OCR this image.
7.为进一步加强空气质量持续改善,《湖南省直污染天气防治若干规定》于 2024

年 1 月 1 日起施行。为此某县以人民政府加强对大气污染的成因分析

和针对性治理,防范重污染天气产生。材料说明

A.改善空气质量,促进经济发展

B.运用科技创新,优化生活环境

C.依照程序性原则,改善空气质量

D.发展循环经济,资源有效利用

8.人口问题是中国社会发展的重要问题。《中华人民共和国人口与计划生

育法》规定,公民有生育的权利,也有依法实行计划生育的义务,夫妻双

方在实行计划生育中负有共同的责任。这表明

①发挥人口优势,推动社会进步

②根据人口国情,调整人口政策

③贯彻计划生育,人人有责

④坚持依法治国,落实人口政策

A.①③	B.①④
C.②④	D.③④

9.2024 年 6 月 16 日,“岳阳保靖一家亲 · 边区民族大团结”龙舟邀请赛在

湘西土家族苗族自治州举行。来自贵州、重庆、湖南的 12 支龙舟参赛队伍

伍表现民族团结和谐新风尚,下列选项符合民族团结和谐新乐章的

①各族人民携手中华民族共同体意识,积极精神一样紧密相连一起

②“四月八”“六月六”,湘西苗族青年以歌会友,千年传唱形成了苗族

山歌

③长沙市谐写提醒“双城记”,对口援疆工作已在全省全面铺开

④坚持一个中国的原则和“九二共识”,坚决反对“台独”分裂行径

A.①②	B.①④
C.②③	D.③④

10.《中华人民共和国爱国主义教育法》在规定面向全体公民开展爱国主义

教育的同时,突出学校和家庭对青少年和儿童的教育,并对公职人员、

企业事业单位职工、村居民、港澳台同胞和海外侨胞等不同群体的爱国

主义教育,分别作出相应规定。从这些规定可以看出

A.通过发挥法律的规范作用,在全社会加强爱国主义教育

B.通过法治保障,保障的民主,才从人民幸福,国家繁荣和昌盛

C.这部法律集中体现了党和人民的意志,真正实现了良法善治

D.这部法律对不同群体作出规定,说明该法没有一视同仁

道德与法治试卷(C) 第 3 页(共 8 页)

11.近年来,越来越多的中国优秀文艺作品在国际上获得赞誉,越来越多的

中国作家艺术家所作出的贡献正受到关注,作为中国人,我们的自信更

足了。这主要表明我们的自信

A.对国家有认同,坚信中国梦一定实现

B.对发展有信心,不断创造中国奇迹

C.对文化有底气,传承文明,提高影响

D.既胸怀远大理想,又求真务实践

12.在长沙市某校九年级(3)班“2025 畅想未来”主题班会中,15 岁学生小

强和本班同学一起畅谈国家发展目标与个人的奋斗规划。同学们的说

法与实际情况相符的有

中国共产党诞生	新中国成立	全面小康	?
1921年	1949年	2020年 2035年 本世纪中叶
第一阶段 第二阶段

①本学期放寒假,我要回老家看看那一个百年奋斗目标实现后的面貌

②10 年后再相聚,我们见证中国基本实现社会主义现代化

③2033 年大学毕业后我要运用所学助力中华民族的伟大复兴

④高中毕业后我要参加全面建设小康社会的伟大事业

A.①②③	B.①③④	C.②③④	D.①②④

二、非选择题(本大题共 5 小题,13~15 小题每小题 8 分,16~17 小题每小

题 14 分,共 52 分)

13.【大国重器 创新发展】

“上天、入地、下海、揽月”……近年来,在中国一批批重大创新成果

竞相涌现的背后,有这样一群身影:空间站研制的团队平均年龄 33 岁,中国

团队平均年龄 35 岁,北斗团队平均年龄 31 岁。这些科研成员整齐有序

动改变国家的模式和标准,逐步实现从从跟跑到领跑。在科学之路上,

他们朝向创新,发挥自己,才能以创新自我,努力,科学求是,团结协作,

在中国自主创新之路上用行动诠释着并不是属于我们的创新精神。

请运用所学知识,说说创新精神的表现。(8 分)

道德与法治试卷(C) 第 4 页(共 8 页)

* _REQUIREMENT_: Write the material out again in its entirety, exactly as shown.

* _WRITTEN SOLUTION_:
OCR this image.
7.为进一步加强空气质量持续改善,《湖南省直污染天气防治若干规定》于 2024

年 1 月 1 日起施行。为此某县以人民政府加强对大气污染的成因分析

和针对性治理,防范重污染天气产生。材料说明

A.改善空气质量,促进经济发展

B.运用科技创新,优化生活环境

C.依照程序性原则,改善空气质量

D.发展循环经济,资源有效利用

8.人口问题是中国社会发展的重要问题。《中华人民共和国人口与计划生

育法》规定,公民有生育的权利,也有依法实行计划生育的义务,夫妻双

方在实行计划生育中负有共同的责任。这表明

①发挥人口优势,推动社会进步

②根据人口国情,调整人口政策

③贯彻计划生育,人人有责

④坚持依法治国,落实人口政策

A.①③	B.①④
C.②④	D.③④

9.2024 年 6 月 16 日,“岳阳保靖一家亲 · 边区民族大团结”龙舟邀请赛在

湘西土家族苗族自治州举行。来自贵州、重庆、湖南的 12 支龙舟参赛队伍

伍表现民族团结和谐新风尚,下列选项符合民族团结和谐新乐章的

①各族人民携手中华民族共同体意识,积极精神一样紧密相连一起

②“四月八”“六月六”,湘西苗族青年以歌会友,千年传唱形成了苗族

山歌

③长沙市谐写提醒“双城记”,对口援疆工作已在全省全面铺开

④坚持一个中国的原则和“九二共识”,坚决反对“台独”分裂行径

A.①②	B.①④
C.②③	D.③④

10.《中华人民共和国爱国主义教育法》在规定面向全体公民开展爱国主义

教育的同时,突出学校和家庭对青少年和儿童的教育,并对公职人员、

企业事业单位职工、村居民、港澳台同胞和海外侨胞等不同群体的爱国

主义教育,分别作出相应规定。从这些规定可以看出

A.通过发挥法律的规范作用,在全社会加强爱国主义教育

B.通过法治保障,保障的民主,才从人民幸福,国家繁荣和昌盛

C.这部法律集中体现了党和人民的意志,真正实现了良法善治

D.这部法律对不同群体作出规定,说明该法没有一视同仁

道德与法治试卷(C) 第 3 页(共 8 页)

11.近年来,越来越多的中国优秀文艺作品在国际上获得赞誉,越来越多的

中国作家艺术家所作出的贡献正受到关注,作为中国人,我们的自信更

足了。这主要表明我们的自信

A.对国家有认同,坚信中国梦一定实现

B.对发展有信心,不断创造中国奇迹

C.对文化有底气,传承文明,提高影响

D.既胸怀远大理想,又求真务实践

12.在长沙市某校九年级(3)班“2025 畅想未来”主题班会中,15 岁学生小

强和本班同学一起畅谈国家发展目标与个人的奋斗规划。同学们的说

法与实际情况相符的有

中国共产党诞生	新中国成立	全面小康	?
1921年	1949年	2020年 2035年 本世纪中叶
第一阶段 第二阶段

①本学期放寒假,我要回老家看看那一个百年奋斗目标实现后的面貌

②10 年后再相聚,我们见证中国基本实现社会主义现代化

③2033 年大学毕业后我要运用所学助力中华民族的伟大复兴

④高中毕业后我要参加全面建设小康社会的伟大事业

A.①②③	B.①③④	C.②③④	D.①②④

二、非选择题(本大题共 5 小题,13~15 小题每小题 8 分,16~17 小题每小

题 14 分,共 52 分)

13.【大国重器 创新发展】

“上天、入地、下海、揽月”……近年来,在中国一批批重大创新成果

竞相涌现的背后,有这样一群身影:空间站研制的团队平均年龄 33 岁,中国

团队平均年龄 35 岁,北斗团队平均年龄 31 岁。这些科研成员整齐有序

动改变国家的模式和标准,逐步实现从从跟跑到领跑。在科学之路上,

他们朝向创新,发挥自己,才能以创新自我,努力,科学求是,团结协作,

在中国自主创新之路上用行动诠释着并不是属于我们的创新精神。

请运用所学知识,说说创新精神的表现。(8 分)

道德与法治试卷(C) 第 4 页(共 8 页)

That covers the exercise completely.